**Problem description:** In your copy, leave out the pictures; write out all the data exactly.

## START Data to process

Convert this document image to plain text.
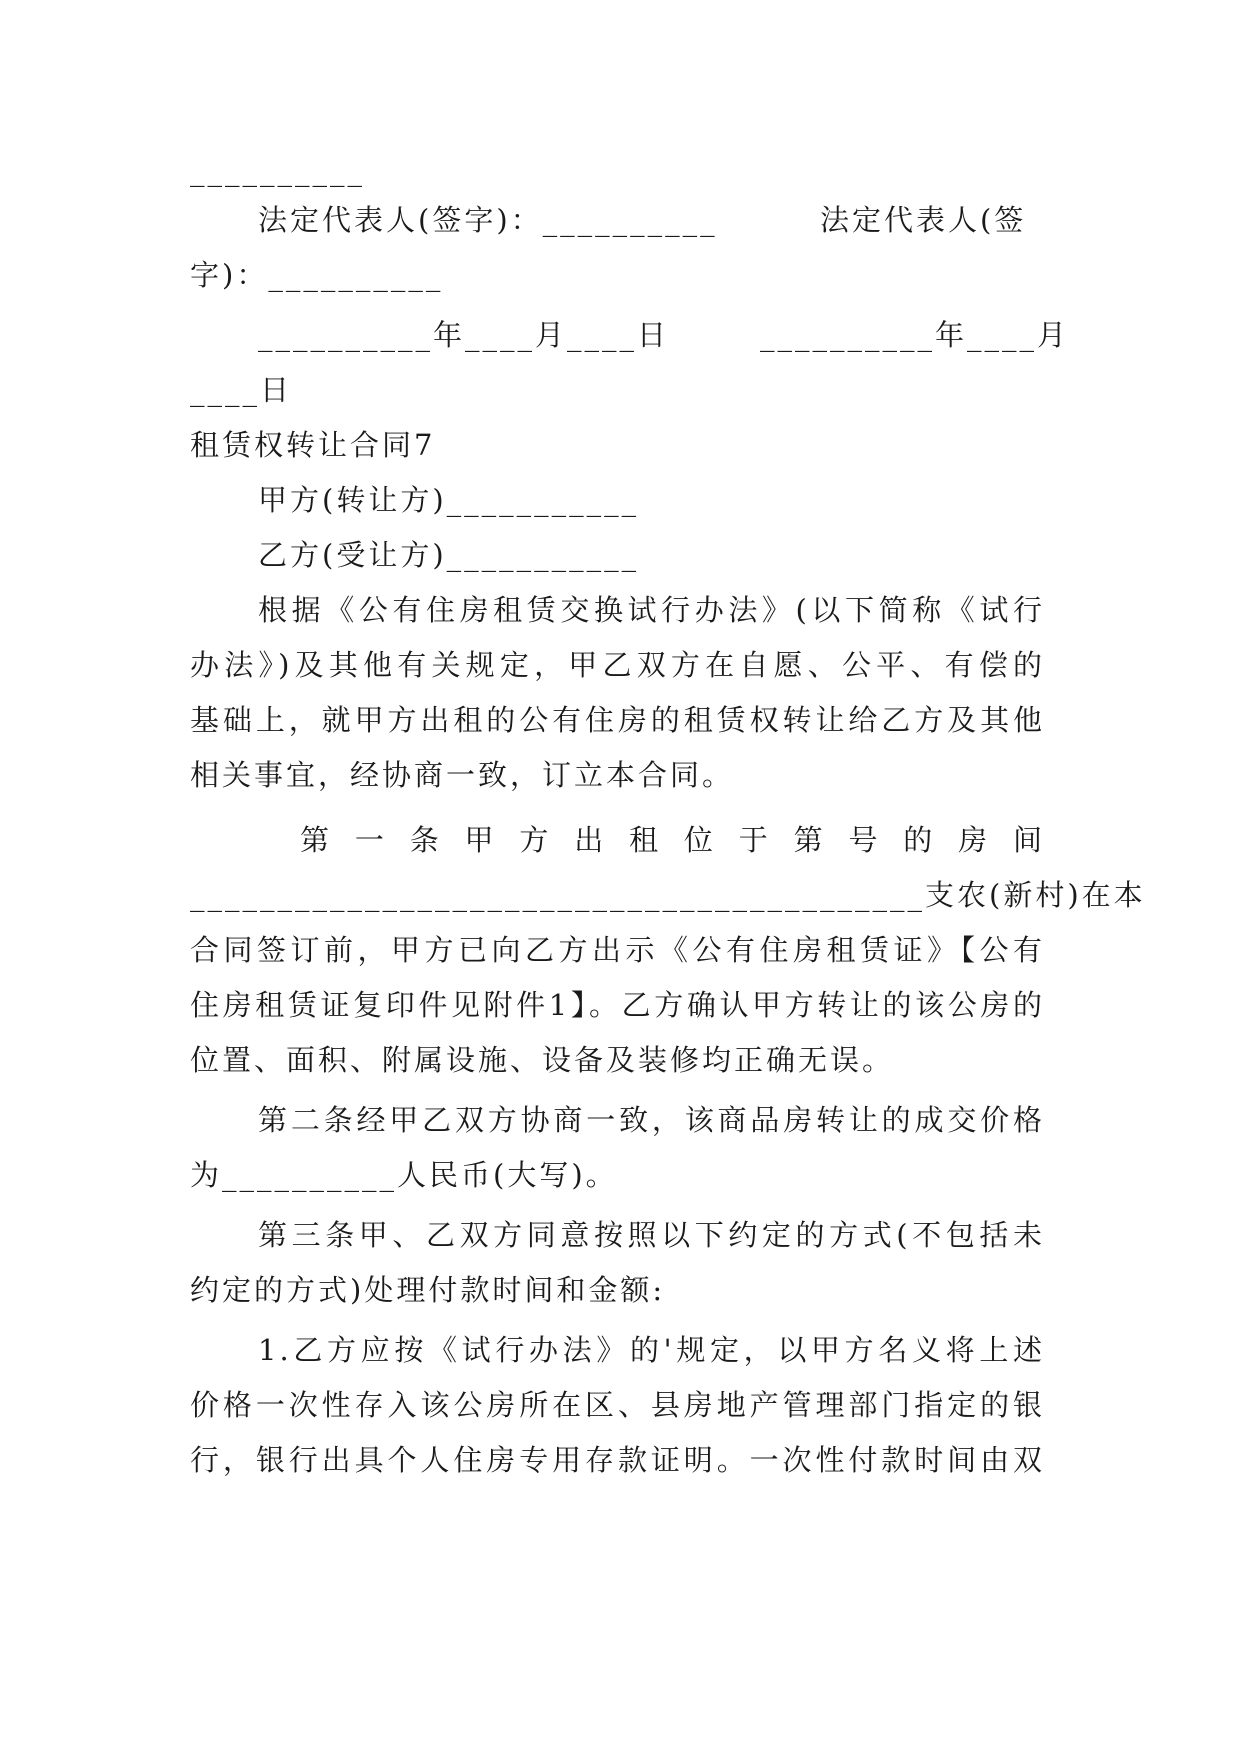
__________
法定代表人(签字)：__________	法定代表人(签
字)：__________
__________年____月____日	__________年____月
____日
租赁权转让合同7
甲方(转让方)___________
乙方(受让方)___________
根据《公有住房租赁交换试行办法》(以下简称《试行
办法》)及其他有关规定，甲乙双方在自愿、公平、有偿的
基础上，就甲方出租的公有住房的租赁权转让给乙方及其他
相关事宜，经协商一致，订立本合同。
第 一 条 甲 方 出 租 位 于 第 号 的 房 间
__________________________________________支农(新村)在本
合同签订前，甲方已向乙方出示《公有住房租赁证》【公有
住房租赁证复印件见附件1】。乙方确认甲方转让的该公房的
位置、面积、附属设施、设备及装修均正确无误。
第二条经甲乙双方协商一致，该商品房转让的成交价格
为__________人民币(大写)。
第三条甲、乙双方同意按照以下约定的方式(不包括未
约定的方式)处理付款时间和金额:
1.乙方应按《试行办法》的'规定，以甲方名义将上述
价格一次性存入该公房所在区、县房地产管理部门指定的银
行，银行出具个人住房专用存款证明。一次性付款时间由双
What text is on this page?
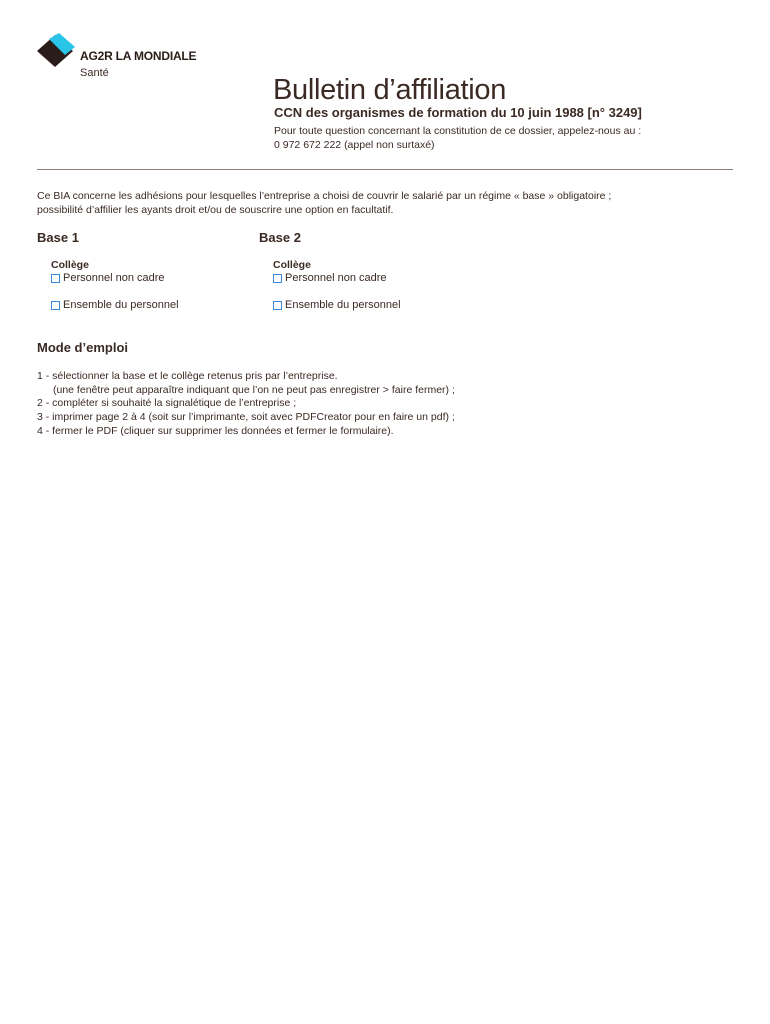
AG2R LA MONDIALE
Santé
Bulletin d’affiliation
CCN des organismes de formation du 10 juin 1988 [n° 3249]
Pour toute question concernant la constitution de ce dossier, appelez-nous au :
0 972 672 222 (appel non surtaxé)
Ce BIA concerne les adhésions pour lesquelles l’entreprise a choisi de couvrir le salarié par un régime « base » obligatoire ;
possibilité d’affilier les ayants droit et/ou de souscrire une option en facultatif.
Base 1
Collège
Personnel non cadre
Ensemble du personnel
Base 2
Collège
Personnel non cadre
Ensemble du personnel
Mode d’emploi
1 - sélectionner la base et le collège retenus pris par l’entreprise.
(une fenêtre peut apparaître indiquant que l’on ne peut pas enregistrer > faire fermer) ;
2 - compléter si souhaité la signalétique de l’entreprise ;
3 - imprimer page 2 à 4 (soit sur l’imprimante, soit avec PDFCreator pour en faire un pdf) ;
4 - fermer le PDF (cliquer sur supprimer les données et fermer le formulaire).
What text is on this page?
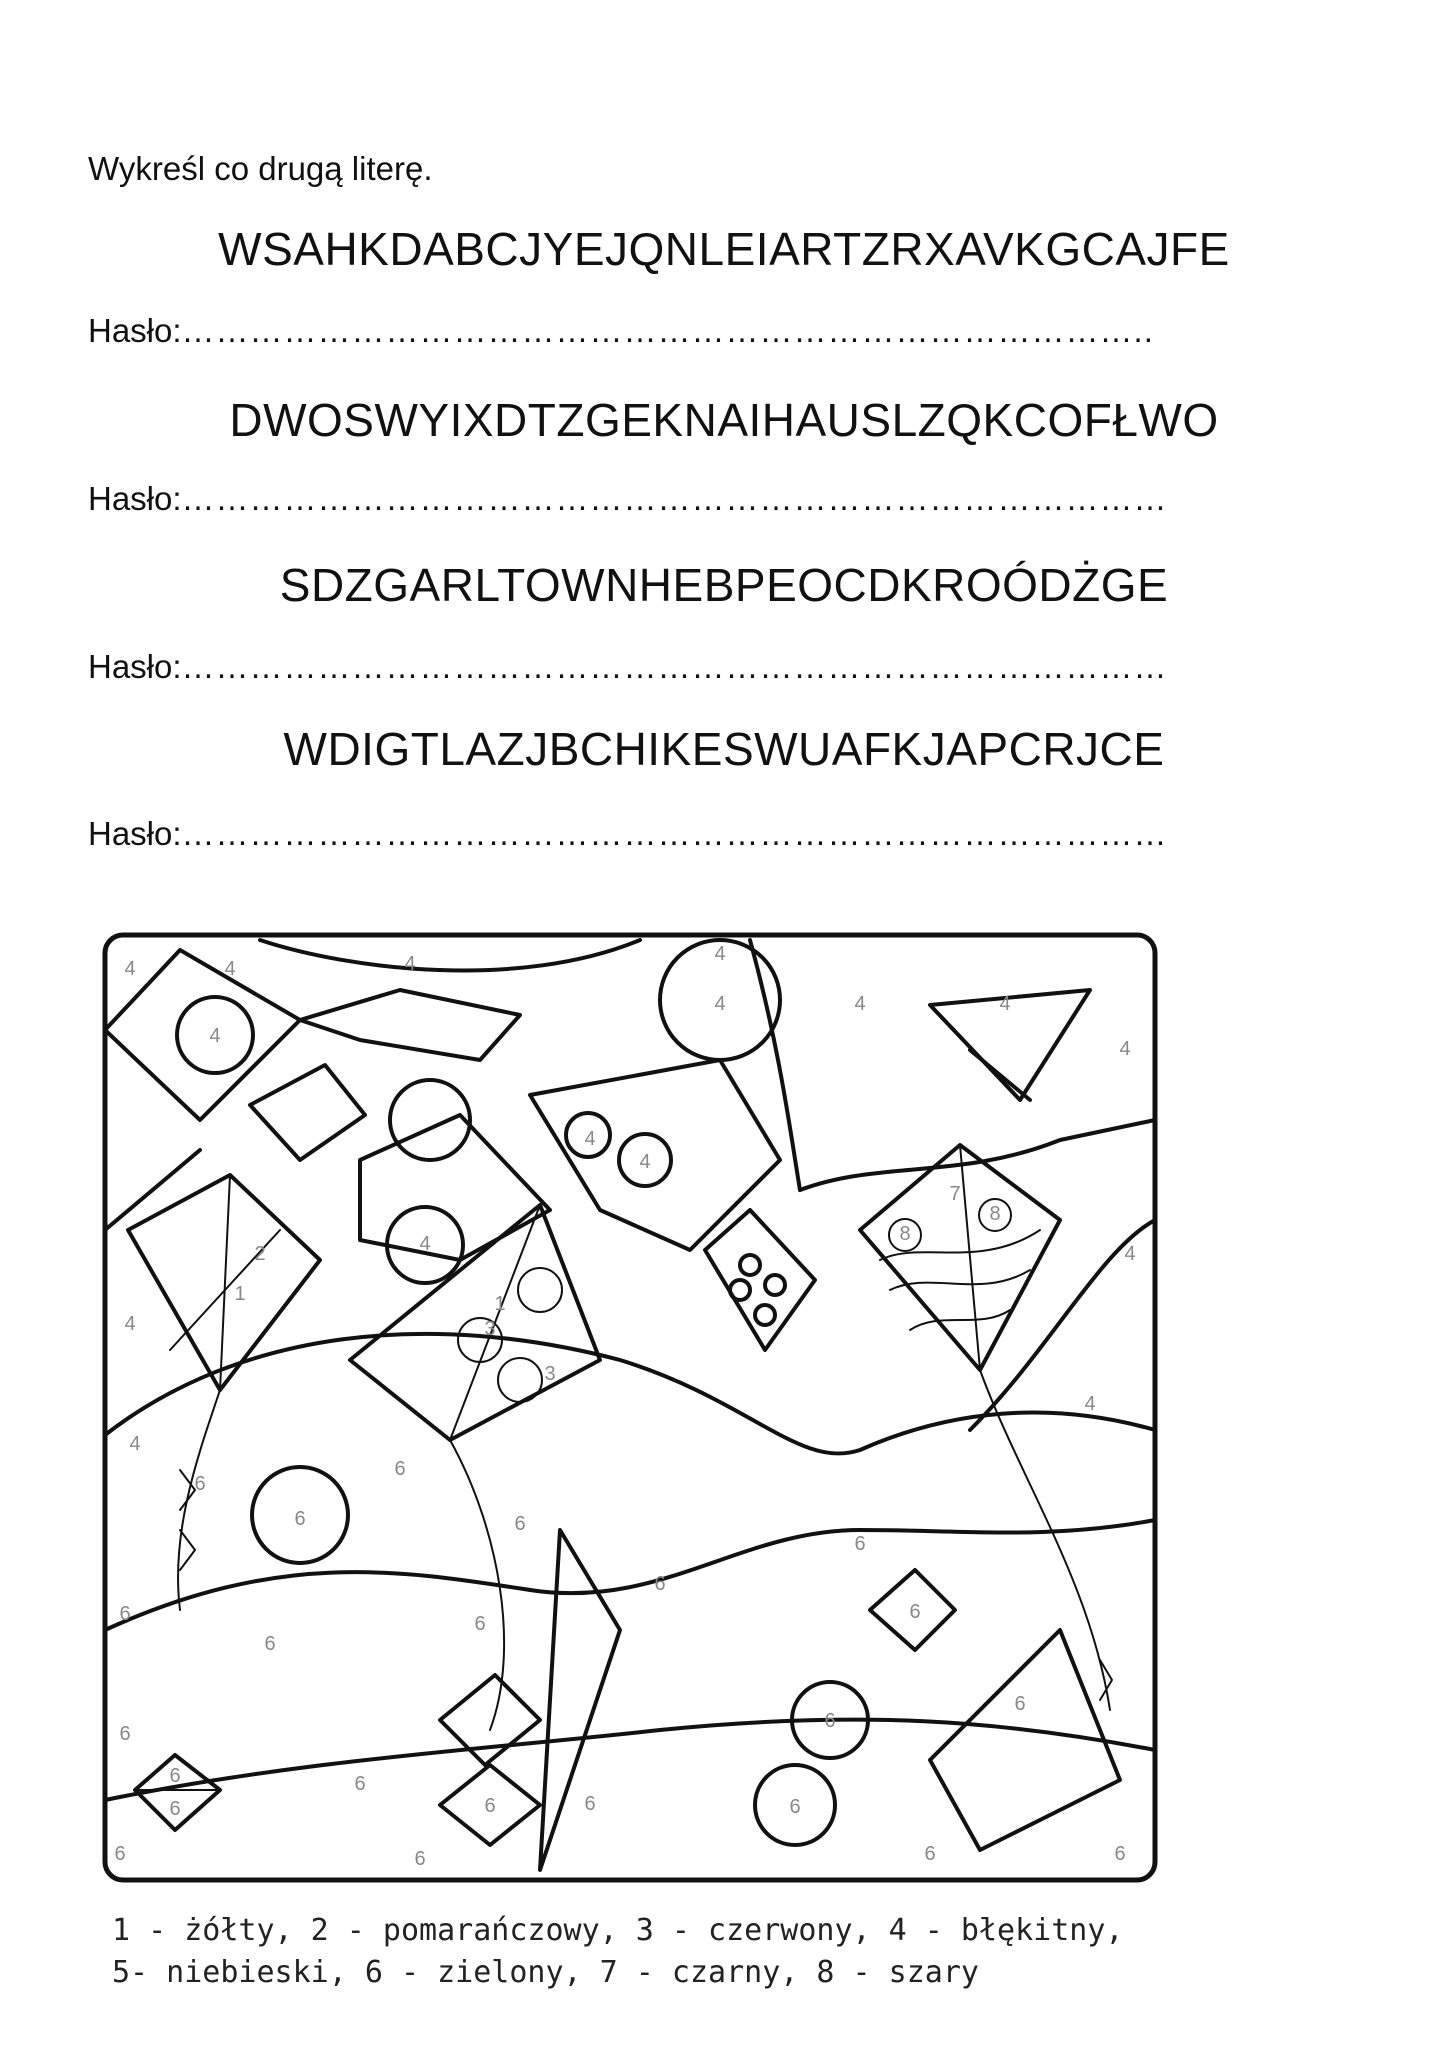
Wykreśl co drugą literę.
WSAHKDABCJYEJQNLEIARTZRXAVKGCAJFE
Hasło:…………………………………………………………………………..
DWOSWYIXDTZGEKNAIHAUSLZQKCOFŁWO
Hasło:……………………………………………………………………………
SDZGARLTOWNHEBPEOCDKROÓDŻGE
Hasło:……………………………………………………………………………
WDIGTLAZJBCHIKESWUAFKJAPCRJCE
Hasło:……………………………………………………………………………
4	4	4	4
4
4
4	4
4
4
4
4
4
4
4
4
1	1
3
3
2
7
8
8
6
6
6
6
6
6
6
6
6
6
6
6
6
6
6	6	6
6
6
6
6	6	6
1 - żółty, 2 - pomarańczowy, 3 - czerwony, 4 - błękitny,
5- niebieski, 6 - zielony, 7 - czarny, 8 - szary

## END Data to process

**Final result:**
Convert this document image to plain text.
__________
法定代表人(签字)：__________	法定代表人(签
字)：__________
__________年____月____日	__________年____月
____日
租赁权转让合同7
甲方(转让方)___________
乙方(受让方)___________
根据《公有住房租赁交换试行办法》(以下简称《试行
办法》)及其他有关规定，甲乙双方在自愿、公平、有偿的
基础上，就甲方出租的公有住房的租赁权转让给乙方及其他
相关事宜，经协商一致，订立本合同。
第 一 条 甲 方 出 租 位 于 第 号 的 房 间
__________________________________________支农(新村)在本
合同签订前，甲方已向乙方出示《公有住房租赁证》【公有
住房租赁证复印件见附件1】。乙方确认甲方转让的该公房的
位置、面积、附属设施、设备及装修均正确无误。
第二条经甲乙双方协商一致，该商品房转让的成交价格
为__________人民币(大写)。
第三条甲、乙双方同意按照以下约定的方式(不包括未
约定的方式)处理付款时间和金额:
1.乙方应按《试行办法》的'规定，以甲方名义将上述
价格一次性存入该公房所在区、县房地产管理部门指定的银
行，银行出具个人住房专用存款证明。一次性付款时间由双
What text is on this page?
AG2R LA MONDIALE
Santé
Bulletin d’affiliation
CCN des organismes de formation du 10 juin 1988 [n° 3249]
Pour toute question concernant la constitution de ce dossier, appelez-nous au :
0 972 672 222 (appel non surtaxé)
Ce BIA concerne les adhésions pour lesquelles l’entreprise a choisi de couvrir le salarié par un régime « base » obligatoire ;
possibilité d’affilier les ayants droit et/ou de souscrire une option en facultatif.
Base 1
Collège
Personnel non cadre
Ensemble du personnel
Base 2
Collège
Personnel non cadre
Ensemble du personnel
Mode d’emploi
1 - sélectionner la base et le collège retenus pris par l’entreprise.
(une fenêtre peut apparaître indiquant que l’on ne peut pas enregistrer > faire fermer) ;
2 - compléter si souhaité la signalétique de l’entreprise ;
3 - imprimer page 2 à 4 (soit sur l’imprimante, soit avec PDFCreator pour en faire un pdf) ;
4 - fermer le PDF (cliquer sur supprimer les données et fermer le formulaire).
What text is on this page?
Wykreśl co drugą literę.
WSAHKDABCJYEJQNLEIARTZRXAVKGCAJFE
Hasło:…………………………………………………………………………..
DWOSWYIXDTZGEKNAIHAUSLZQKCOFŁWO
Hasło:……………………………………………………………………………
SDZGARLTOWNHEBPEOCDKROÓDŻGE
Hasło:……………………………………………………………………………
WDIGTLAZJBCHIKESWUAFKJAPCRJCE
Hasło:……………………………………………………………………………
4	4	4	4
4
4
4	4
4
4
4
4
4
4
4
4
1	1
3
3
2
7
8
8
6
6
6
6
6
6
6
6
6
6
6
6
6
6
6	6	6
6
6
6
6	6	6
1 - żółty, 2 - pomarańczowy, 3 - czerwony, 4 - błękitny,
5- niebieski, 6 - zielony, 7 - czarny, 8 - szary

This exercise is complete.